Segment Start: THE DATA

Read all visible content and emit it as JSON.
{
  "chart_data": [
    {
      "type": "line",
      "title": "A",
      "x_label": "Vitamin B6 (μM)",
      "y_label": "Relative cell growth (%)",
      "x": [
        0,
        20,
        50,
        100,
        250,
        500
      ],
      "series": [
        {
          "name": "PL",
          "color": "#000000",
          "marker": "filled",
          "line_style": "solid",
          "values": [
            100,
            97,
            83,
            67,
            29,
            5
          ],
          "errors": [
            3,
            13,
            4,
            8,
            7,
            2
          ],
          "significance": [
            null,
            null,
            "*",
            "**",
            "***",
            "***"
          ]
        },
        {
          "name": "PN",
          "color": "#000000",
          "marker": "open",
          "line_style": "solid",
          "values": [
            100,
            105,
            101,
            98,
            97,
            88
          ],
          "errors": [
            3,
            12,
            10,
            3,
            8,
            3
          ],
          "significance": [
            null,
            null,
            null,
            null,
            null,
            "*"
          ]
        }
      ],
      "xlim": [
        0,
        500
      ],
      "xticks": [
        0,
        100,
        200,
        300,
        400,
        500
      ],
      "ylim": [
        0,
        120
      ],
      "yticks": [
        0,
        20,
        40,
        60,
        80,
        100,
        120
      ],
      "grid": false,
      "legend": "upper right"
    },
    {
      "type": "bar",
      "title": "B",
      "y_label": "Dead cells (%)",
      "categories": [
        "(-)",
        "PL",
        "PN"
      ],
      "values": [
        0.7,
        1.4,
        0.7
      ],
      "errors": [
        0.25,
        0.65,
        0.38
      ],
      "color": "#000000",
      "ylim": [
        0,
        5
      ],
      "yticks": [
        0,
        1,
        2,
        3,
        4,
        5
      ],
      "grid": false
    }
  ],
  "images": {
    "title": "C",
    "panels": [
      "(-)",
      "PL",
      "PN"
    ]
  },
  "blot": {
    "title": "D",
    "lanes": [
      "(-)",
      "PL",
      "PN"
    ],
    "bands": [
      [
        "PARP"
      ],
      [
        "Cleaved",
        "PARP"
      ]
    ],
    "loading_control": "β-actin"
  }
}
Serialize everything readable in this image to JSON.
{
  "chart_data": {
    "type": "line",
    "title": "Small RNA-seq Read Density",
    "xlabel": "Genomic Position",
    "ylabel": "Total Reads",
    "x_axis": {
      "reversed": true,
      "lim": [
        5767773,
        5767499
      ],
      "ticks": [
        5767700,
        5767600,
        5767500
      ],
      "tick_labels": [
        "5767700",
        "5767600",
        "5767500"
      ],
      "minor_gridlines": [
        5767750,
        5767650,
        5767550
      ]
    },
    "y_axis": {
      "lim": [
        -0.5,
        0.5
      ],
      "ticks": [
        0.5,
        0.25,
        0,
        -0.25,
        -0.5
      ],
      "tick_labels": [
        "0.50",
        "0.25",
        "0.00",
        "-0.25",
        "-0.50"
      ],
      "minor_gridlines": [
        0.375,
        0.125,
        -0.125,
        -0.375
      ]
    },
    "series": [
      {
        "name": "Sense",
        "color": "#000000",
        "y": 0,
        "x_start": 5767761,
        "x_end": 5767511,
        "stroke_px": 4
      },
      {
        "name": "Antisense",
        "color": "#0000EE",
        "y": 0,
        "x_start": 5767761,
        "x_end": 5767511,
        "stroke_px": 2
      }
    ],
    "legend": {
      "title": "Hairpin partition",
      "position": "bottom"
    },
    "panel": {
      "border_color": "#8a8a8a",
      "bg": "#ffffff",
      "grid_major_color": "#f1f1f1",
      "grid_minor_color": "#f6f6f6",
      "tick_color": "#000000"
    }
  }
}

Segment End: THE DATA

DIRECTIONS:
Nothing may be omitted; retype every record exactly.

EXERCISE RESULT:
Read all visible content and emit it as JSON.
{
  "chart_data": [
    {
      "type": "line",
      "title": "A",
      "x_label": "Vitamin B6 (μM)",
      "y_label": "Relative cell growth (%)",
      "x": [
        0,
        20,
        50,
        100,
        250,
        500
      ],
      "series": [
        {
          "name": "PL",
          "color": "#000000",
          "marker": "filled",
          "line_style": "solid",
          "values": [
            100,
            97,
            83,
            67,
            29,
            5
          ],
          "errors": [
            3,
            13,
            4,
            8,
            7,
            2
          ],
          "significance": [
            null,
            null,
            "*",
            "**",
            "***",
            "***"
          ]
        },
        {
          "name": "PN",
          "color": "#000000",
          "marker": "open",
          "line_style": "solid",
          "values": [
            100,
            105,
            101,
            98,
            97,
            88
          ],
          "errors": [
            3,
            12,
            10,
            3,
            8,
            3
          ],
          "significance": [
            null,
            null,
            null,
            null,
            null,
            "*"
          ]
        }
      ],
      "xlim": [
        0,
        500
      ],
      "xticks": [
        0,
        100,
        200,
        300,
        400,
        500
      ],
      "ylim": [
        0,
        120
      ],
      "yticks": [
        0,
        20,
        40,
        60,
        80,
        100,
        120
      ],
      "grid": false,
      "legend": "upper right"
    },
    {
      "type": "bar",
      "title": "B",
      "y_label": "Dead cells (%)",
      "categories": [
        "(-)",
        "PL",
        "PN"
      ],
      "values": [
        0.7,
        1.4,
        0.7
      ],
      "errors": [
        0.25,
        0.65,
        0.38
      ],
      "color": "#000000",
      "ylim": [
        0,
        5
      ],
      "yticks": [
        0,
        1,
        2,
        3,
        4,
        5
      ],
      "grid": false
    }
  ],
  "images": {
    "title": "C",
    "panels": [
      "(-)",
      "PL",
      "PN"
    ]
  },
  "blot": {
    "title": "D",
    "lanes": [
      "(-)",
      "PL",
      "PN"
    ],
    "bands": [
      [
        "PARP"
      ],
      [
        "Cleaved",
        "PARP"
      ]
    ],
    "loading_control": "β-actin"
  }
}
Serialize everything readable in this image to JSON.
{
  "chart_data": {
    "type": "line",
    "title": "Small RNA-seq Read Density",
    "xlabel": "Genomic Position",
    "ylabel": "Total Reads",
    "x_axis": {
      "reversed": true,
      "lim": [
        5767773,
        5767499
      ],
      "ticks": [
        5767700,
        5767600,
        5767500
      ],
      "tick_labels": [
        "5767700",
        "5767600",
        "5767500"
      ],
      "minor_gridlines": [
        5767750,
        5767650,
        5767550
      ]
    },
    "y_axis": {
      "lim": [
        -0.5,
        0.5
      ],
      "ticks": [
        0.5,
        0.25,
        0,
        -0.25,
        -0.5
      ],
      "tick_labels": [
        "0.50",
        "0.25",
        "0.00",
        "-0.25",
        "-0.50"
      ],
      "minor_gridlines": [
        0.375,
        0.125,
        -0.125,
        -0.375
      ]
    },
    "series": [
      {
        "name": "Sense",
        "color": "#000000",
        "y": 0,
        "x_start": 5767761,
        "x_end": 5767511,
        "stroke_px": 4
      },
      {
        "name": "Antisense",
        "color": "#0000EE",
        "y": 0,
        "x_start": 5767761,
        "x_end": 5767511,
        "stroke_px": 2
      }
    ],
    "legend": {
      "title": "Hairpin partition",
      "position": "bottom"
    },
    "panel": {
      "border_color": "#8a8a8a",
      "bg": "#ffffff",
      "grid_major_color": "#f1f1f1",
      "grid_minor_color": "#f6f6f6",
      "tick_color": "#000000"
    }
  }
}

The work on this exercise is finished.